- What you will do -
For each line in the data below that holds "Total", return a copy.

══════════

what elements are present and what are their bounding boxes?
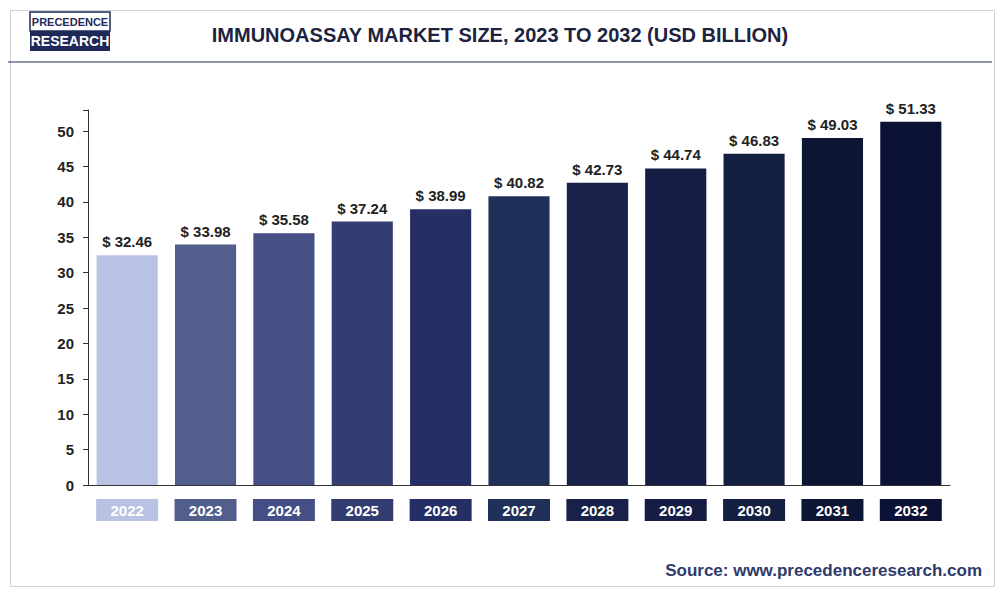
svg-text:$ 44.74: $ 44.74	[651, 146, 702, 163]
svg-text:2025: 2025	[346, 502, 379, 519]
svg-text:2030: 2030	[737, 502, 770, 519]
svg-text:$ 49.03: $ 49.03	[807, 116, 857, 133]
svg-text:15: 15	[57, 370, 74, 387]
svg-text:20: 20	[57, 335, 74, 352]
svg-text:2031: 2031	[816, 502, 849, 519]
svg-text:$ 46.83: $ 46.83	[729, 132, 779, 149]
svg-text:2026: 2026	[424, 502, 457, 519]
svg-text:2029: 2029	[659, 502, 692, 519]
svg-text:$ 40.82: $ 40.82	[494, 174, 544, 191]
svg-text:$ 35.58: $ 35.58	[259, 211, 309, 228]
svg-text:35: 35	[57, 229, 74, 246]
svg-text:IMMUNOASSAY MARKET SIZE, 2023: IMMUNOASSAY MARKET SIZE, 2023 TO 2032 (U…	[212, 24, 788, 46]
svg-text:PRECEDENCE: PRECEDENCE	[32, 16, 108, 28]
svg-text:2027: 2027	[502, 502, 535, 519]
svg-text:$ 37.24: $ 37.24	[337, 200, 388, 217]
svg-text:$ 38.99: $ 38.99	[416, 187, 466, 204]
svg-text:2028: 2028	[581, 502, 614, 519]
svg-text:2024: 2024	[267, 502, 301, 519]
svg-text:$ 32.46: $ 32.46	[102, 233, 152, 250]
svg-text:30: 30	[57, 264, 74, 281]
svg-text:Source: www.precedenceresearch: Source: www.precedenceresearch.com	[665, 561, 982, 580]
svg-text:$ 51.33: $ 51.33	[886, 100, 936, 117]
svg-text:0: 0	[66, 477, 74, 494]
svg-text:25: 25	[57, 300, 74, 317]
svg-text:$ 33.98: $ 33.98	[181, 223, 231, 240]
svg-text:50: 50	[57, 123, 74, 140]
svg-text:2022: 2022	[110, 502, 143, 519]
svg-text:45: 45	[57, 158, 74, 175]
svg-text:$ 42.73: $ 42.73	[572, 161, 622, 178]
svg-text:5: 5	[66, 441, 74, 458]
svg-text:10: 10	[57, 406, 74, 423]
svg-text:2023: 2023	[189, 502, 222, 519]
svg-text:40: 40	[57, 193, 74, 210]
svg-text:RESEARCH: RESEARCH	[31, 33, 110, 49]
svg-text:2032: 2032	[894, 502, 927, 519]
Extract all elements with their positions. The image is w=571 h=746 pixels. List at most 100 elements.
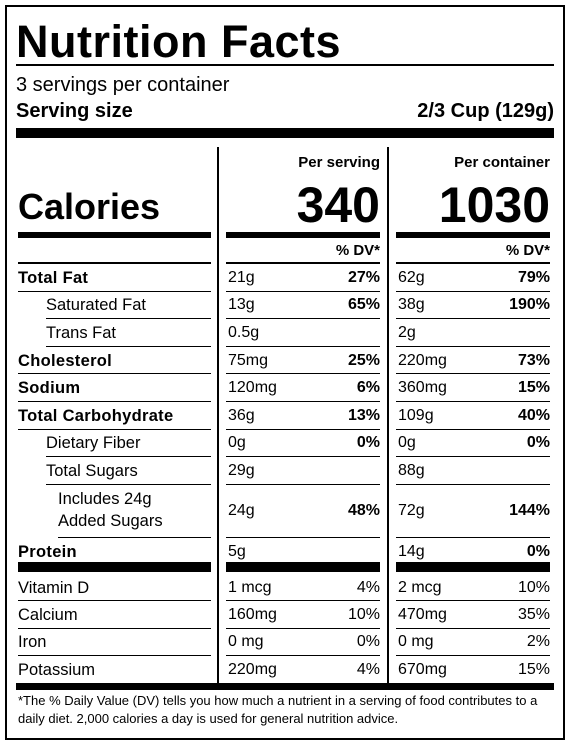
amount: 36g [228, 406, 255, 424]
rule [18, 428, 211, 430]
rule [18, 373, 211, 375]
column-divider [217, 147, 219, 684]
nutrient-name: Calcium [18, 605, 78, 624]
rule [396, 536, 550, 538]
rule [18, 401, 211, 402]
amount: 470mg [398, 605, 447, 623]
daily-value: 13% [347, 406, 380, 424]
amount: 2g [398, 324, 416, 341]
rule [58, 536, 211, 538]
daily-value: 0% [356, 633, 380, 651]
rule [226, 318, 380, 320]
thick-rule [396, 232, 550, 238]
amount: 670mg [398, 660, 447, 678]
daily-value: 10% [347, 605, 380, 623]
amount: 38g [398, 296, 425, 314]
column-header: Per container [454, 154, 550, 171]
daily-value: 144% [509, 502, 550, 520]
thick-rule [16, 683, 554, 690]
nutrient-name: Includes 24g Added Sugars [58, 490, 163, 531]
amount: 1 mcg [228, 578, 272, 596]
amount: 21g [228, 268, 255, 286]
calories-value: 1030 [438, 177, 550, 233]
rule [226, 536, 380, 538]
serving-size: 2/3 Cup (129g) [417, 100, 554, 122]
rule [226, 345, 380, 347]
serving-size-label: Serving size [16, 100, 133, 122]
nutrient-name: Dietary Fiber [46, 434, 141, 453]
nutrient-name: Potassium [18, 660, 96, 679]
rule [396, 627, 550, 629]
rule [396, 483, 550, 485]
amount: 120mg [228, 379, 277, 397]
daily-value: 0% [526, 434, 550, 452]
rule [396, 262, 550, 264]
daily-value: 6% [356, 379, 380, 397]
amount: 0 mg [398, 633, 434, 651]
amount: 220mg [228, 660, 277, 678]
amount: 360mg [398, 379, 447, 397]
amount: 2 mcg [398, 578, 442, 596]
rule [18, 262, 211, 264]
rule [226, 262, 380, 264]
rule [226, 401, 380, 402]
amount: 160mg [228, 605, 277, 623]
nutrient-name: Iron [18, 633, 47, 652]
daily-value: 15% [517, 660, 550, 678]
footnote: *The % Daily Value (DV) tells you how mu… [18, 693, 538, 726]
daily-value: 73% [517, 351, 550, 369]
rule [396, 373, 550, 375]
calories-label: Calories [18, 186, 161, 227]
daily-value: 15% [517, 379, 550, 397]
rule [226, 290, 380, 292]
daily-value: 10% [517, 578, 550, 596]
daily-value: 35% [517, 605, 550, 623]
amount: 72g [398, 502, 425, 520]
thick-rule [16, 128, 554, 138]
rule [226, 373, 380, 375]
daily-value: 0% [356, 434, 380, 452]
rule [18, 627, 211, 629]
amount: 0.5g [228, 324, 260, 341]
rule [396, 401, 550, 402]
rule [396, 290, 550, 292]
amount: 13g [228, 296, 255, 314]
nutrient-name: Total Carbohydrate [18, 406, 174, 425]
rule [46, 345, 211, 347]
nutrient-name: Saturated Fat [46, 296, 146, 315]
servings: 3 servings per container [16, 74, 230, 96]
nutrient-name: Total Fat [18, 268, 89, 287]
thick-rule [226, 232, 380, 238]
amount: 220mg [398, 351, 447, 369]
nutrient-name: Cholesterol [18, 351, 113, 370]
amount: 109g [398, 406, 434, 424]
rule [226, 428, 380, 430]
rule [396, 318, 550, 320]
rule [396, 600, 550, 602]
amount: 75mg [228, 351, 269, 369]
daily-value: 65% [347, 296, 380, 314]
amount: 24g [228, 502, 255, 520]
amount: 88g [398, 462, 425, 479]
thick-rule [18, 232, 211, 238]
nutrient-name: Protein [18, 542, 77, 561]
thick-rule [226, 562, 380, 572]
title: Nutrition Facts [16, 16, 342, 67]
frame [5, 5, 565, 740]
dv-header: % DV* [505, 242, 550, 259]
daily-value: 0% [526, 542, 550, 560]
nutrient-name: Sodium [18, 379, 81, 398]
rule [18, 654, 211, 656]
rule [226, 600, 380, 602]
rule [46, 318, 211, 320]
rule [46, 483, 211, 485]
thick-rule [396, 562, 550, 572]
nutrient-name: Total Sugars [46, 462, 138, 480]
amount: 14g [398, 542, 425, 560]
calories-value: 340 [296, 177, 380, 233]
rule [18, 600, 211, 602]
daily-value: 2% [526, 633, 550, 651]
column-header: Per serving [298, 154, 380, 171]
daily-value: 40% [517, 406, 550, 424]
daily-value: 25% [347, 351, 380, 369]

══════════

- Response area -
nutrient-name: Total Carbohydrate [18, 406, 174, 425]
nutrient-name: Total Fat [18, 268, 89, 287]
nutrient-name: Total Sugars [46, 462, 138, 480]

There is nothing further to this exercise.